Pull every line containing "täglich" from the entries.
* * * * * * * * *
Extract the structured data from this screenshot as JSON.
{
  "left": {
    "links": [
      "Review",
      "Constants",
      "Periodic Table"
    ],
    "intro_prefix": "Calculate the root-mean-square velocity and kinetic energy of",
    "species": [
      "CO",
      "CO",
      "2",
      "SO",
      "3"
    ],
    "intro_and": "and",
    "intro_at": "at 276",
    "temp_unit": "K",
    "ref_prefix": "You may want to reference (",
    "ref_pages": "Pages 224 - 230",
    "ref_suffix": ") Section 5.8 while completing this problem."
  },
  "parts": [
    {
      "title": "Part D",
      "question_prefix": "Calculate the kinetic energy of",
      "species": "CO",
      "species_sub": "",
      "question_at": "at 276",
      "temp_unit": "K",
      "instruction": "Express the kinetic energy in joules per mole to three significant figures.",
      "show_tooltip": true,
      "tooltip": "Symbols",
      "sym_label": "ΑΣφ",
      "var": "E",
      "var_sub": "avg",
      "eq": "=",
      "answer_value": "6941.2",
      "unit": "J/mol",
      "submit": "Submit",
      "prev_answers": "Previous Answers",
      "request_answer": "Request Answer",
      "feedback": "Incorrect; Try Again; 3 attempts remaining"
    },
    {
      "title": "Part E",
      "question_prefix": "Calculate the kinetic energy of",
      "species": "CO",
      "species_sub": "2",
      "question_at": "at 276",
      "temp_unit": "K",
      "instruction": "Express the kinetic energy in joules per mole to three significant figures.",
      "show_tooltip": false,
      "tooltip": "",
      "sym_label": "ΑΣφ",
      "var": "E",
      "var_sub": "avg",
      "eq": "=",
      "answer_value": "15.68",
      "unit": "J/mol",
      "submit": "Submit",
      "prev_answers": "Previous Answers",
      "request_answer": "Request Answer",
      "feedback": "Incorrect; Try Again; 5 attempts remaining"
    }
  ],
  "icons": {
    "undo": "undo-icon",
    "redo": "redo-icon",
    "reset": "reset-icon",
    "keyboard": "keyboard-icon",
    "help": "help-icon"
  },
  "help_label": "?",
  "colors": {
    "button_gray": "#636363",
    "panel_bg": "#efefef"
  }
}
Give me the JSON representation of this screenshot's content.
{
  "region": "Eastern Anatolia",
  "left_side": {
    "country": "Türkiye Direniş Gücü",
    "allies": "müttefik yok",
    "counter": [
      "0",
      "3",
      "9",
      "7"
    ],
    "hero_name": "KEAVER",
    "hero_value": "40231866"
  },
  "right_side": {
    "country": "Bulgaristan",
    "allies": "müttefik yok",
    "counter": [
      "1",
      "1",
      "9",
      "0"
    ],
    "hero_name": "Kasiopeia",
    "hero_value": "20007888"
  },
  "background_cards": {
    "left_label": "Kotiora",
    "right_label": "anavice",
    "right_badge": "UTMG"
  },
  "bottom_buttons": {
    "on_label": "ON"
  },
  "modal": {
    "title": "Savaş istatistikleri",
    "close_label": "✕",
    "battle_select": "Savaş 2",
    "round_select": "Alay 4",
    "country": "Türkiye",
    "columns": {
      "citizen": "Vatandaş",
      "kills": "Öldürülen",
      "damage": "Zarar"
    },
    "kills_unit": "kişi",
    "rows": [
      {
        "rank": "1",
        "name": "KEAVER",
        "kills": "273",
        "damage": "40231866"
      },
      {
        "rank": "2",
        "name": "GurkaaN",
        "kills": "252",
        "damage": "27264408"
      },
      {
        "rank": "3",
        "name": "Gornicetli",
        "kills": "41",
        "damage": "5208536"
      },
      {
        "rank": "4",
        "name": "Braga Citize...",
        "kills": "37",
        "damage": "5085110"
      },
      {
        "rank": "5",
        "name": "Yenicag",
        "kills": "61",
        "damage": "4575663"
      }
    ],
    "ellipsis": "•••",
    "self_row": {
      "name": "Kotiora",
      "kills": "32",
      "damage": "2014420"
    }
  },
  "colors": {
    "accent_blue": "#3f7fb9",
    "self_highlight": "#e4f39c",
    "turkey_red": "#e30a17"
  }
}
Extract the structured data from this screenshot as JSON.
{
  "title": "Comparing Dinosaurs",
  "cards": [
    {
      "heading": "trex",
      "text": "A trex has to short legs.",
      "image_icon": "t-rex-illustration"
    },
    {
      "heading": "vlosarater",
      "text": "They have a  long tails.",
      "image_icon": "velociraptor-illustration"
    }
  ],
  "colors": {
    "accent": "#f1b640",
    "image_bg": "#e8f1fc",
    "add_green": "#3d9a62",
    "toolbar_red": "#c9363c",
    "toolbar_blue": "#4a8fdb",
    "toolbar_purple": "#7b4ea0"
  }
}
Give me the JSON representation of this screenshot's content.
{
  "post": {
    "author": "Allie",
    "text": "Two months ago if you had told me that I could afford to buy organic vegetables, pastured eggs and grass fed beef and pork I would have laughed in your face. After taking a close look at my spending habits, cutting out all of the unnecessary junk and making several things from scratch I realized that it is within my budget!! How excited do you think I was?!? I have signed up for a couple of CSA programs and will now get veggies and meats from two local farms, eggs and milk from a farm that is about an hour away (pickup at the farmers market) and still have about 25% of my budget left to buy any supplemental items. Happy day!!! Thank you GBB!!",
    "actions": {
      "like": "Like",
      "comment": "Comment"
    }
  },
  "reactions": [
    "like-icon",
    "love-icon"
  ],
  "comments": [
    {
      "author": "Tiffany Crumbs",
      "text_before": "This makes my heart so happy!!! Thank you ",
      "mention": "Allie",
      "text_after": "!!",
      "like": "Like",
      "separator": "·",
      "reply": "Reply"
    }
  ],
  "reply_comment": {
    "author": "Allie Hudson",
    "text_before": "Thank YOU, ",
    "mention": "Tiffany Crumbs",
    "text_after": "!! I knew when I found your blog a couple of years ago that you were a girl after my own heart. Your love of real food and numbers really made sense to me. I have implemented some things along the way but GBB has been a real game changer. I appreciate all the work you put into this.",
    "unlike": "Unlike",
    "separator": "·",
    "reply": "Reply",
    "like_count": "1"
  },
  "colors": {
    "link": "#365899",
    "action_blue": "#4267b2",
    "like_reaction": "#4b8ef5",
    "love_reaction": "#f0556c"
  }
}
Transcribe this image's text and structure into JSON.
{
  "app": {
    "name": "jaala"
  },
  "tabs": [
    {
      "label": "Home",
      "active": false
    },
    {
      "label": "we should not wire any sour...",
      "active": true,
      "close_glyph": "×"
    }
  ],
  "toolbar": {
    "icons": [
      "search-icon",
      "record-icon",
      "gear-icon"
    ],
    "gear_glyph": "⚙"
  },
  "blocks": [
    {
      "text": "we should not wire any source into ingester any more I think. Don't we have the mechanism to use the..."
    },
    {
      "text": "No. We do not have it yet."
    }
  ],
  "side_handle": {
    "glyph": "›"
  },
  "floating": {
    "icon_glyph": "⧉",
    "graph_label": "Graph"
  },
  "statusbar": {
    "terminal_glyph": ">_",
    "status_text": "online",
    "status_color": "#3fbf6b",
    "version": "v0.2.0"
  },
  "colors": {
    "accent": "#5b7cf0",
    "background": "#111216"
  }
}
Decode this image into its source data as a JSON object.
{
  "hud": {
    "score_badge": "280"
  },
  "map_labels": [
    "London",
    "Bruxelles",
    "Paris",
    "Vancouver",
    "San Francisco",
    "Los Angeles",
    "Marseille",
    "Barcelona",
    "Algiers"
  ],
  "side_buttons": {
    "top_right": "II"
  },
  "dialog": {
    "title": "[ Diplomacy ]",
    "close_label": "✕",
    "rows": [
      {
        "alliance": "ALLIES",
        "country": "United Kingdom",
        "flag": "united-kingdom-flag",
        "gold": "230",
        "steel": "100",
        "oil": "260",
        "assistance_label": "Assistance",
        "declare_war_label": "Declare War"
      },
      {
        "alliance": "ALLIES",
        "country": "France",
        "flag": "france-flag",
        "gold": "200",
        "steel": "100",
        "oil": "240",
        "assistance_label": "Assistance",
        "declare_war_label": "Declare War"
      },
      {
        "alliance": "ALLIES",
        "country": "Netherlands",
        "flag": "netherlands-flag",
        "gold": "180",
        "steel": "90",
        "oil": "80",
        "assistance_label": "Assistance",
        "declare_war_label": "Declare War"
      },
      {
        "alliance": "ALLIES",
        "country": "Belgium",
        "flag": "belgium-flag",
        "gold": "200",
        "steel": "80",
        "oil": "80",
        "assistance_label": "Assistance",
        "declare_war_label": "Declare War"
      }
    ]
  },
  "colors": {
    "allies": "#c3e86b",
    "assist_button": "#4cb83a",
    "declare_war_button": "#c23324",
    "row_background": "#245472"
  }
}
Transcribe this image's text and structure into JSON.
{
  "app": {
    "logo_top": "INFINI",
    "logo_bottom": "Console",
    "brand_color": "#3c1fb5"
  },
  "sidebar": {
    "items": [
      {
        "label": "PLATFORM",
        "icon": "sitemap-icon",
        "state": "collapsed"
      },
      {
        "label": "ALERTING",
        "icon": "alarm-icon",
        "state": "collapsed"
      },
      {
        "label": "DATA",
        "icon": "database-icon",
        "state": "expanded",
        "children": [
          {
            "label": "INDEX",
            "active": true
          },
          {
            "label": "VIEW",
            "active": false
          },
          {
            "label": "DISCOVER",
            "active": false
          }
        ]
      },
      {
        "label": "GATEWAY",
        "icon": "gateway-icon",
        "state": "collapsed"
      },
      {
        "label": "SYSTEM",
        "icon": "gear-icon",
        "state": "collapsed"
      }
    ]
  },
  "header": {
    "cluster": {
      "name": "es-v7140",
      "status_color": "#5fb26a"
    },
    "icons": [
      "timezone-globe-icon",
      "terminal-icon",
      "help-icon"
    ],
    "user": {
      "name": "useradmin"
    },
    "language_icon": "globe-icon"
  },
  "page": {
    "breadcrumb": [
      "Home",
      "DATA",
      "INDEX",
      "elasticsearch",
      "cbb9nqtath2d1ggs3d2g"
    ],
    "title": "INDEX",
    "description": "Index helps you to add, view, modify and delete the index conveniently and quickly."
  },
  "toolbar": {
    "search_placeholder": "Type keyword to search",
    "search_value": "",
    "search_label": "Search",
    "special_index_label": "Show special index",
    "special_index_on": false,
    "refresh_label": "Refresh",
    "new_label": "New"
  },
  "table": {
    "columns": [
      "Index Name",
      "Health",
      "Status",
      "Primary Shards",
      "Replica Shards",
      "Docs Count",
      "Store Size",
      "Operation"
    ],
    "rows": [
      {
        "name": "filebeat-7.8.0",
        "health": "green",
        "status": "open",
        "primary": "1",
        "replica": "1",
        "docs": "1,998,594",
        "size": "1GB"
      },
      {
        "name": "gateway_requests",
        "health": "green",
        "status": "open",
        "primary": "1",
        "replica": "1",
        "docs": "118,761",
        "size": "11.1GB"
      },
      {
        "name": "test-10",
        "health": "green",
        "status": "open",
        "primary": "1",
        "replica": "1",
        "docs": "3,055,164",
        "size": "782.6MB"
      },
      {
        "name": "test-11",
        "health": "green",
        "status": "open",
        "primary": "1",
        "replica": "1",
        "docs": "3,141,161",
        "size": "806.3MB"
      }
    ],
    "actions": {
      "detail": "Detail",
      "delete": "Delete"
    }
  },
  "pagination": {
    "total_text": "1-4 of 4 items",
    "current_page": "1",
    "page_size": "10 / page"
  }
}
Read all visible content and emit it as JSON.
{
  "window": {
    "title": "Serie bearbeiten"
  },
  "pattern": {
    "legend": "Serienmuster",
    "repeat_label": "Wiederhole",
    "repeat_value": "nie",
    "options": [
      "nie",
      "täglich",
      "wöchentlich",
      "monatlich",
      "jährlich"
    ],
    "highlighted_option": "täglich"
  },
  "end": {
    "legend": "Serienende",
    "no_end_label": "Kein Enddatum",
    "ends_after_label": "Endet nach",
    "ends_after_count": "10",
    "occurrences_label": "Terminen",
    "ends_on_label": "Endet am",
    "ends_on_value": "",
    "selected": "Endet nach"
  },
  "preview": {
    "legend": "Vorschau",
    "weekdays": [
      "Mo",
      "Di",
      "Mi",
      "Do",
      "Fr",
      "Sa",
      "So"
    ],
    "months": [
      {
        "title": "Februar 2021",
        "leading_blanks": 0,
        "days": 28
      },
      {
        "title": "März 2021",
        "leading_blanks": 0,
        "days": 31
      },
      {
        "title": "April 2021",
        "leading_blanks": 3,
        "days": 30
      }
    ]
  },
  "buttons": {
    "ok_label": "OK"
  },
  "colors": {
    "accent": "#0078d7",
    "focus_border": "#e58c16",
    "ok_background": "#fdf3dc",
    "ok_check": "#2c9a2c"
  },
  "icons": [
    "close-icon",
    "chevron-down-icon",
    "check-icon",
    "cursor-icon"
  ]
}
* * * * * * * * *
▶ Output below
      "täglich",
    "highlighted_option": "täglich"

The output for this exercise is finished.